##### Data shown #####

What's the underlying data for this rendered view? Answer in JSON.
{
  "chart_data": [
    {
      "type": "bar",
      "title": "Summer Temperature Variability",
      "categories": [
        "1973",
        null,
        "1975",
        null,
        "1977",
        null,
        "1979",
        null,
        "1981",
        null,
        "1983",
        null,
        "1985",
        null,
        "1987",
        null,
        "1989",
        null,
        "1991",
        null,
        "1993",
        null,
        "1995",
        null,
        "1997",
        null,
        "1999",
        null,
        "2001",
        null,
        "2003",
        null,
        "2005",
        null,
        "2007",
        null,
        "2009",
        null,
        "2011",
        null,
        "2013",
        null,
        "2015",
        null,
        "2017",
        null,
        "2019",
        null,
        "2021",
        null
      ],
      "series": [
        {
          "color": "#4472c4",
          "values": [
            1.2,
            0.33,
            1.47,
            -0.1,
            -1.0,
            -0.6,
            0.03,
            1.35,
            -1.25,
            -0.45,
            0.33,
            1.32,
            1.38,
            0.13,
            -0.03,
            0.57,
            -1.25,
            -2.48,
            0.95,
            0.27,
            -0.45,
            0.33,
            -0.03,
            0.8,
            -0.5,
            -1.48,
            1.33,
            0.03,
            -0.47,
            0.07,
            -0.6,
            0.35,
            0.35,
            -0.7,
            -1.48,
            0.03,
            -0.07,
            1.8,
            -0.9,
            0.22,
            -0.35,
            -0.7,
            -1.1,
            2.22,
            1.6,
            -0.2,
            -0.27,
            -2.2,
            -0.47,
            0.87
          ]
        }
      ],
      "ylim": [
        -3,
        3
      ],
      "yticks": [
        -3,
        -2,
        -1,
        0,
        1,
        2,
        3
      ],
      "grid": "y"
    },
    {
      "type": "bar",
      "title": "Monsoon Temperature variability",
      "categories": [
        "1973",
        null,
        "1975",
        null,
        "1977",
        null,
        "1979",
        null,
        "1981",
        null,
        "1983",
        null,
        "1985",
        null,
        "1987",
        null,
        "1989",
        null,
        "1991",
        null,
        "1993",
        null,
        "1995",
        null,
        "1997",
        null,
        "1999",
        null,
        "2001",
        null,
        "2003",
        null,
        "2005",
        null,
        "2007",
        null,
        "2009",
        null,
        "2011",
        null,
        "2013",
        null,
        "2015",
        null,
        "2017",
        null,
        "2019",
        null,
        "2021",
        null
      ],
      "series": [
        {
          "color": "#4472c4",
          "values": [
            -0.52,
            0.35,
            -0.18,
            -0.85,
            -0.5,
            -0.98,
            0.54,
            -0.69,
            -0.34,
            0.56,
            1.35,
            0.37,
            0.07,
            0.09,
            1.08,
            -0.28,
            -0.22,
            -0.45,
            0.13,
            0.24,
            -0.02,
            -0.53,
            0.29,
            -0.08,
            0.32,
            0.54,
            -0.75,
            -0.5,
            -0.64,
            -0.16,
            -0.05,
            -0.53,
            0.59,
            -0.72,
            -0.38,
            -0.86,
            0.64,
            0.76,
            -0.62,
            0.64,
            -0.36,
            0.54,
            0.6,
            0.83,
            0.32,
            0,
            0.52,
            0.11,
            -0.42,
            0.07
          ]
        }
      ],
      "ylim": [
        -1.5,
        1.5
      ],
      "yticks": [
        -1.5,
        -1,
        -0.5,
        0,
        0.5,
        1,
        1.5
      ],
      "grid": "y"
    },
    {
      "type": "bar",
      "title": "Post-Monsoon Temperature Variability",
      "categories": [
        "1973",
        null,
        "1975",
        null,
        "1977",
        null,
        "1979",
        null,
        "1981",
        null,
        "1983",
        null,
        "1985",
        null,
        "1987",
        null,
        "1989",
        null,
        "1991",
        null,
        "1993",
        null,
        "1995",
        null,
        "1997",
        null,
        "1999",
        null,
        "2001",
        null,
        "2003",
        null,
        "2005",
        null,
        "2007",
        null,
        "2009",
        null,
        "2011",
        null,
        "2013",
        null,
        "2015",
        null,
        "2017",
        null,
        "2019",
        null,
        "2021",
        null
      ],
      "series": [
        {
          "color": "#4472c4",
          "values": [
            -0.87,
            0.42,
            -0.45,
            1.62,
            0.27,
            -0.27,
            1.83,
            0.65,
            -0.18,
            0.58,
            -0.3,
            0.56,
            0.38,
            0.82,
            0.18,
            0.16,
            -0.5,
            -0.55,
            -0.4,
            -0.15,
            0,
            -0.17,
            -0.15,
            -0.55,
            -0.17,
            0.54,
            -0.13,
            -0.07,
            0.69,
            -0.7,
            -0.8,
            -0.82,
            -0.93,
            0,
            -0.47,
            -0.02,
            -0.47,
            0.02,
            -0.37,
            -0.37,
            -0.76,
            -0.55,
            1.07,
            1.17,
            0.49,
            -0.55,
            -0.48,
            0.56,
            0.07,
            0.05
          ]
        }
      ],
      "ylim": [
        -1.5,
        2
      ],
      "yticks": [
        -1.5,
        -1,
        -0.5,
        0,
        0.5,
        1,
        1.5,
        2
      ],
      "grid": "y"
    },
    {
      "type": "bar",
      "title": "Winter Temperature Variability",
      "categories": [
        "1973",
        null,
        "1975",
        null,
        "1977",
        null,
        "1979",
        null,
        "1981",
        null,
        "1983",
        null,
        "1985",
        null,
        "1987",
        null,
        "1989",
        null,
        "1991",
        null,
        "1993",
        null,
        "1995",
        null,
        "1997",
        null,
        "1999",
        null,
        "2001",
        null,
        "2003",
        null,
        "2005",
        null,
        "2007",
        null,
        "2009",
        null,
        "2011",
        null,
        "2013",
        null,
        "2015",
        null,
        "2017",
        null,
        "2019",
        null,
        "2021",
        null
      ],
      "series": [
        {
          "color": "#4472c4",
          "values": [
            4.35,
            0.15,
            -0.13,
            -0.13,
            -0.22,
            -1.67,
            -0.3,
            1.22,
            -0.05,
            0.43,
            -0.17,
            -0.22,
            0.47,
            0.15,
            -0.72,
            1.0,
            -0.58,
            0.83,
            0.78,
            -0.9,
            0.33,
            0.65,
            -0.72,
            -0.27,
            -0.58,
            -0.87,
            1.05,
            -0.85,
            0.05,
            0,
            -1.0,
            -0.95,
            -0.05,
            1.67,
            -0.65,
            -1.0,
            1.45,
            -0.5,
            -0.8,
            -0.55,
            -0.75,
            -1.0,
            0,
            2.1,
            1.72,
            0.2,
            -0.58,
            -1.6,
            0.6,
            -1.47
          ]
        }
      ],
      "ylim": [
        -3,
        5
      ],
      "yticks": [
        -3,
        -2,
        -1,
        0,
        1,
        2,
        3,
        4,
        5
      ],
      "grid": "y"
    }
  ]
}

#####

= Stated goal =
Look through the entries above; copy every line holding the string "Monsoon".

= Answer to this task =
      "title": "Monsoon Temperature variability",
      "title": "Post-Monsoon Temperature Variability",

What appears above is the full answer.